## Records from a collection
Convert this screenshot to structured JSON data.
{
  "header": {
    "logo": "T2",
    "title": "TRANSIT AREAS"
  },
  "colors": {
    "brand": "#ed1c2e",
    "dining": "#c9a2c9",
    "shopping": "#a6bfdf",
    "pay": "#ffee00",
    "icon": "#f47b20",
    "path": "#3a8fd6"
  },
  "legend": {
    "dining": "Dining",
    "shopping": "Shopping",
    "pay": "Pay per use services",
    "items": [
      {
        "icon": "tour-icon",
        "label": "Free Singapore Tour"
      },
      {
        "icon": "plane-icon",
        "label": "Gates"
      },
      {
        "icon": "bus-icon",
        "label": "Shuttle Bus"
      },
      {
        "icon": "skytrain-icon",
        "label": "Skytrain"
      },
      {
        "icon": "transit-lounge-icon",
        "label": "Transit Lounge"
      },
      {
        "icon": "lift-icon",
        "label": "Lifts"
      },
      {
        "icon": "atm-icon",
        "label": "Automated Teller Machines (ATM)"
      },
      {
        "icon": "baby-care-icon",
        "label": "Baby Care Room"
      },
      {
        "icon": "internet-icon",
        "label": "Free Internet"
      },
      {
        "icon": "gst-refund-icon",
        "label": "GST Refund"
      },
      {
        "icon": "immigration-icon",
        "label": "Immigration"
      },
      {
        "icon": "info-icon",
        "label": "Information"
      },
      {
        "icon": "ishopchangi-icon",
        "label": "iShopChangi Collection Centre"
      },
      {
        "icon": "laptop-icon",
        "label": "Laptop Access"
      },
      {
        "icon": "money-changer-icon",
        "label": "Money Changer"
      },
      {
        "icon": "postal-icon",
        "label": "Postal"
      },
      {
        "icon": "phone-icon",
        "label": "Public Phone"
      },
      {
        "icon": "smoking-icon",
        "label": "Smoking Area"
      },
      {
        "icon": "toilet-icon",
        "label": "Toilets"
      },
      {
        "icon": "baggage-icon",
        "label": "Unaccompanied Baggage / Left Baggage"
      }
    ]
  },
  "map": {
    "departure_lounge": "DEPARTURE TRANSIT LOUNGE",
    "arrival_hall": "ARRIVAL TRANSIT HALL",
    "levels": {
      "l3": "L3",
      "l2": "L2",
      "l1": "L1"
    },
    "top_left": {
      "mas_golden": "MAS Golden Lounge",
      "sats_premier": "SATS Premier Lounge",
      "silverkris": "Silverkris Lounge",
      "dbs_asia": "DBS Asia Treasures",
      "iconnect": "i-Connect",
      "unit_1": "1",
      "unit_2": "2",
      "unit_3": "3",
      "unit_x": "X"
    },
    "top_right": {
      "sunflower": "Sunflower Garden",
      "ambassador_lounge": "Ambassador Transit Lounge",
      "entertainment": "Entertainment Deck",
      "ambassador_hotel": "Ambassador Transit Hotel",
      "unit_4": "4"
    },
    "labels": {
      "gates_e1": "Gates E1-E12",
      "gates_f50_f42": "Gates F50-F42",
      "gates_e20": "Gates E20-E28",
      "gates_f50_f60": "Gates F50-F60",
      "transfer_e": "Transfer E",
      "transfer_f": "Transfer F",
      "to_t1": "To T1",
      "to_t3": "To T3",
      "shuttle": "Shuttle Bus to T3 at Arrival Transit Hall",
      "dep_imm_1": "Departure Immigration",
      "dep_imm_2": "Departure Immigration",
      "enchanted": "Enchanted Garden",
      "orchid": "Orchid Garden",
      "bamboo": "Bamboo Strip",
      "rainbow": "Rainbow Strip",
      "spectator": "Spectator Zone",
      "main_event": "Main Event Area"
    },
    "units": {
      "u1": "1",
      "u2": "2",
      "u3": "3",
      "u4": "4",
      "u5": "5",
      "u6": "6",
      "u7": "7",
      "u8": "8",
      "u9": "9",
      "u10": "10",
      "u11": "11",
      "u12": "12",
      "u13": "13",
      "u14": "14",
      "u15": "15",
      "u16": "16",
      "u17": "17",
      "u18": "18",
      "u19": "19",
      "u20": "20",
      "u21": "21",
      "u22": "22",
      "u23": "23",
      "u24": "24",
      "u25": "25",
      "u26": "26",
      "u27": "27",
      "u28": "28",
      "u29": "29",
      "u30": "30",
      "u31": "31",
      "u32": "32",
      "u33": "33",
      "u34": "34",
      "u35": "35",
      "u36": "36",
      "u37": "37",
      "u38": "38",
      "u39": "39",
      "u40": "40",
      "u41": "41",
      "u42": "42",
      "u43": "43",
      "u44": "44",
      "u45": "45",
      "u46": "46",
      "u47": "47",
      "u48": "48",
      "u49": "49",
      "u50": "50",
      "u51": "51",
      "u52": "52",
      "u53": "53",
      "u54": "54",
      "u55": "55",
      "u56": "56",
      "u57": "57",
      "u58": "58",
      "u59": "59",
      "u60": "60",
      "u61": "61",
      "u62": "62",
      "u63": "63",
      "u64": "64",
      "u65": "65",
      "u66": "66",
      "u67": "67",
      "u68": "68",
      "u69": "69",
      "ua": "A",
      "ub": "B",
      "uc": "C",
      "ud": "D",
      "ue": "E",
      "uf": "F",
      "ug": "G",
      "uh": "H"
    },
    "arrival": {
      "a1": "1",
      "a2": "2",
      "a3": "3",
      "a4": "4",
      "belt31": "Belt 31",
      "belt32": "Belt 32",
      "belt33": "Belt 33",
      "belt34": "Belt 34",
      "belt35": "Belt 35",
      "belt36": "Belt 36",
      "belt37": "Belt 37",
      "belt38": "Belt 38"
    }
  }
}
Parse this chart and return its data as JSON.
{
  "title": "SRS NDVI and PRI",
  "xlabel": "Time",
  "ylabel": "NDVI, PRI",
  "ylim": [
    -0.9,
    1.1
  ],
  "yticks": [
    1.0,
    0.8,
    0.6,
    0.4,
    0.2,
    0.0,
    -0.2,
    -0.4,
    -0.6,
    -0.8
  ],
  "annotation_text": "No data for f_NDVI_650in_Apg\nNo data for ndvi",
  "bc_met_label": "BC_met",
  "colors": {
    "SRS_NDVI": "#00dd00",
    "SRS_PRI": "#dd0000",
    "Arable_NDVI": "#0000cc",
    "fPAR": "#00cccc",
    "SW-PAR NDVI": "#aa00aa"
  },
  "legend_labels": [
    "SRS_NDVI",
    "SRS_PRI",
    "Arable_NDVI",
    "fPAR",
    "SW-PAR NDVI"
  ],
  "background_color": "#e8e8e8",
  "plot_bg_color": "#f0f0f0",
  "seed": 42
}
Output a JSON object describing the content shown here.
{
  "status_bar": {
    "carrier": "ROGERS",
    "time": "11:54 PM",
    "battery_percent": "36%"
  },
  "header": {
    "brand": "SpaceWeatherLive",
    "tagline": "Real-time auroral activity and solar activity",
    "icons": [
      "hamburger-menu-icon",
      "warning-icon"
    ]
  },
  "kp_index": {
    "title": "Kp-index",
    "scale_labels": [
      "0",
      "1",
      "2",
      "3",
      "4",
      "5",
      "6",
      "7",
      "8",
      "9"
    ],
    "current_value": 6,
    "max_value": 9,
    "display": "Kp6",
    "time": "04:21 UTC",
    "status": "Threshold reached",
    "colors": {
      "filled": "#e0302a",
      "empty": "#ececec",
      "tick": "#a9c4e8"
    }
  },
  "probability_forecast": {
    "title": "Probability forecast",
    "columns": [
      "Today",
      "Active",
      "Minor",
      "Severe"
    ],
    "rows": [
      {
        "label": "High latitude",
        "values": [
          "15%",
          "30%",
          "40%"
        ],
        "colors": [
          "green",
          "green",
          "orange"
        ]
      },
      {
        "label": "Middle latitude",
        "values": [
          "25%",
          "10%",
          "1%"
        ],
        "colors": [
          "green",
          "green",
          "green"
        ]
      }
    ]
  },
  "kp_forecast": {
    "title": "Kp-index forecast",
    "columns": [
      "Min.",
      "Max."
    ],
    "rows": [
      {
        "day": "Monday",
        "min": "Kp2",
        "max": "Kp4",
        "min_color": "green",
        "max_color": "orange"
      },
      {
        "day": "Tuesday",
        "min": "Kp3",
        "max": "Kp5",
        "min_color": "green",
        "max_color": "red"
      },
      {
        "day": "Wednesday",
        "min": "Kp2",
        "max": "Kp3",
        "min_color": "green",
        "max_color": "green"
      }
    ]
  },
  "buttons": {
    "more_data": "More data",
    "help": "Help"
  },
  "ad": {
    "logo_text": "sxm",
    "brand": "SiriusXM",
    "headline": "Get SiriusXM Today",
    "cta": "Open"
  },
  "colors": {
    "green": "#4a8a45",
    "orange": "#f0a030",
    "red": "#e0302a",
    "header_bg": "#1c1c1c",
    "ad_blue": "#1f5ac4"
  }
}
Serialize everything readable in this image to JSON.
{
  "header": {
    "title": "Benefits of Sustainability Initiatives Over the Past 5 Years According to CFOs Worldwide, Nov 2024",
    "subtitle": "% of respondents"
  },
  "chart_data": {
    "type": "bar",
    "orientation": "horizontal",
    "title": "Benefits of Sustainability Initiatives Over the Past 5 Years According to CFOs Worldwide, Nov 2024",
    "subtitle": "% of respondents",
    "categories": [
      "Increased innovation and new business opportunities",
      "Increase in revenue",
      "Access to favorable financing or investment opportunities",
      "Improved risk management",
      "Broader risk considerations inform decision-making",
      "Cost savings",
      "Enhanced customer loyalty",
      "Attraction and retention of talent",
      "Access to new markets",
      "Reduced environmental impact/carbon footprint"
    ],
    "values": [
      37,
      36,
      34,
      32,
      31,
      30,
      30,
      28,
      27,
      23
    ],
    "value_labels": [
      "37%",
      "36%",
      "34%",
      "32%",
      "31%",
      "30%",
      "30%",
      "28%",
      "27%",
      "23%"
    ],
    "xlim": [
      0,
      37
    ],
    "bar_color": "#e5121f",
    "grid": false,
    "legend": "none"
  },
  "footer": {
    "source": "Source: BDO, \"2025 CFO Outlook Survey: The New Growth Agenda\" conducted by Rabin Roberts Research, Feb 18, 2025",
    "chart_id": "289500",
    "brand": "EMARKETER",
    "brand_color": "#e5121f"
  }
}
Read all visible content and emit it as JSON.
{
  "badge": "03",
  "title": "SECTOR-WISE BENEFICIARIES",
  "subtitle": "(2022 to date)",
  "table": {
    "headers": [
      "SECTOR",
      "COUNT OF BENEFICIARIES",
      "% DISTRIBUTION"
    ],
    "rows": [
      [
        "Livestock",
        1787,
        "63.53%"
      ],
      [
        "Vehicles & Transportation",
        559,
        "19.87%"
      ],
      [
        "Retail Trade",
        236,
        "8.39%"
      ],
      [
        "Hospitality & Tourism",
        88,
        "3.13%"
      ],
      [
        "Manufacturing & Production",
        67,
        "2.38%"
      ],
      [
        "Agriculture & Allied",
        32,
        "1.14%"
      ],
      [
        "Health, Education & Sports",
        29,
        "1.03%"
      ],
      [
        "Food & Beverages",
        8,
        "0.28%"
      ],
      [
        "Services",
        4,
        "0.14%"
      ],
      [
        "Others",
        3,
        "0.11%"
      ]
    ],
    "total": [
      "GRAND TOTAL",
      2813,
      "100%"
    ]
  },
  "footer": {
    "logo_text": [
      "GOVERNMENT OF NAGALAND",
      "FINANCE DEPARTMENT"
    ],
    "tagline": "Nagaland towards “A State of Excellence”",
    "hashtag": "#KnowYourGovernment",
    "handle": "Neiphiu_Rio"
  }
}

## TASK GOAL
Report how many lines of the listing hold the string "opportunities", giving only the number.

## RIGHT ANSWER
2